#### WHAT IS REQUIRED
Write out all of the entries exactly as given.
• • •
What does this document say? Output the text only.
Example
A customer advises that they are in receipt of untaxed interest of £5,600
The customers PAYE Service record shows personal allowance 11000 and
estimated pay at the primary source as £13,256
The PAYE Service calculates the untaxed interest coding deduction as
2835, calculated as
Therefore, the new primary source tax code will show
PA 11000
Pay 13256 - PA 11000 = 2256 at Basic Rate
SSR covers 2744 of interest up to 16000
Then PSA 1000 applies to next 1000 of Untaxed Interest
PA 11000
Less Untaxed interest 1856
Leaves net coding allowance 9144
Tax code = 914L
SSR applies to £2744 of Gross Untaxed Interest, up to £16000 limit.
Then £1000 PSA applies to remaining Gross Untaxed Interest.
• • •
#### SOLUTION TO THIS PROBLEM
What does this document say? Output the text only.
Example
A customer advises that they are in receipt of untaxed interest of £5,600
The customers PAYE Service record shows personal allowance 11000 and
estimated pay at the primary source as £13,256
The PAYE Service calculates the untaxed interest coding deduction as
2835, calculated as
Therefore, the new primary source tax code will show
PA 11000
Pay 13256 - PA 11000 = 2256 at Basic Rate
SSR covers 2744 of interest up to 16000
Then PSA 1000 applies to next 1000 of Untaxed Interest
PA 11000
Less Untaxed interest 1856
Leaves net coding allowance 9144
Tax code = 914L
SSR applies to £2744 of Gross Untaxed Interest, up to £16000 limit.
Then £1000 PSA applies to remaining Gross Untaxed Interest.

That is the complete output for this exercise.